— Text segment —

You are suggesting that 1D layouts are density neutral. Do you have any source on this?

Thanks.

PS: The numbers are from Dick James, Chipworks:

http://www.avsusergroups.org/jtg_pdfs/JTG2015_7JamesRevSm.pdf

 

[frozentundra123456]

Getting sick of the "best processor ever" line. I wish it were a little bit "more bester", i.e. more improved relative to previous generations. The fact that they dont give any numbers, ie % lower power use or % performance improvement is telling.

 

[Arachnotronic]

Intel N22:
Gate Pitch: 90nm
Metal1: 90nm
Metal2: 80nm
1D layouts

Samsung N20:
Gate Pitch: 90nm
Metal1: 80nm
Metal2: 80nm
2D layouts

You are suggesting that 1D layouts are density neutral. Do you have any source on this?

Thanks.

PS: The numbers are from Dick James, Chipworks:

http://www.avsusergroups.org/jtg_pdfs/JTG2015_7JamesRevSm.pdf

Like I said, that Samsung 20nm node was LPE; 20nm LPP featured a 90nm gate pitch and minimum metal of 64nm. It never made it into production, probably because it wanted to focus on getting 14nm out to market ASAP.

— Dataset section —
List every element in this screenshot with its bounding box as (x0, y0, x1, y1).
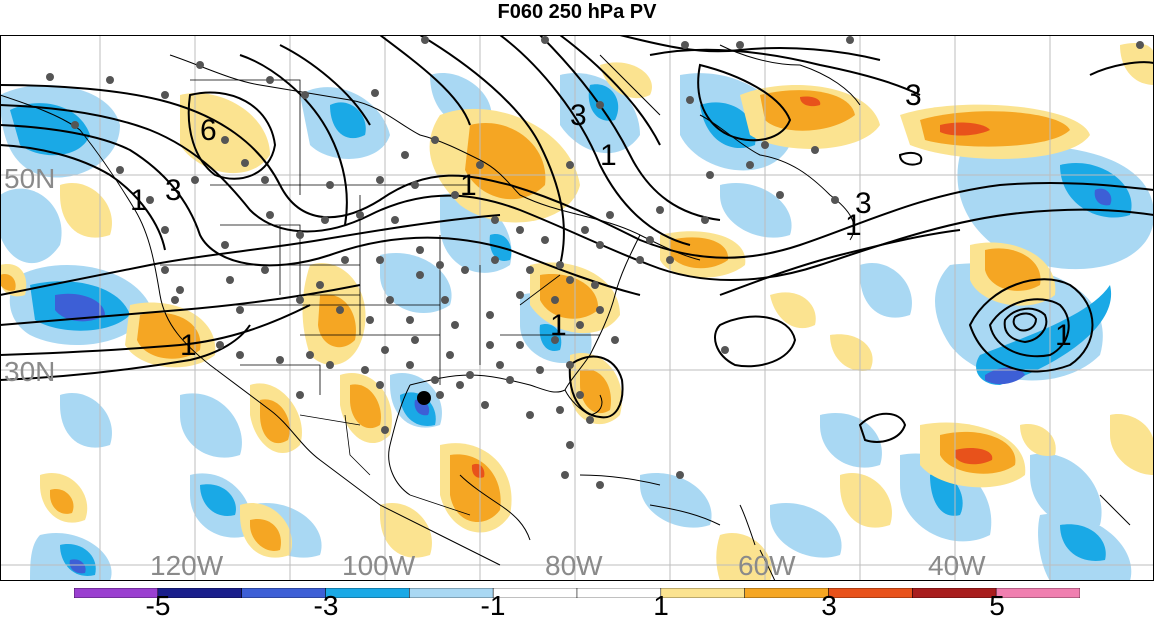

— Goal —
Answer these from the forum thread on chip process nodes:
(a) What Metal1 pitch is listed for Intel N22?
(b) What kind of layouts is listed for Samsung N20?
(c) What minimum metal figure is given for Samsung's 20nm LPP?

— Solution for this task —
(a) 90nm
(b) 2D layouts
(c) 64nm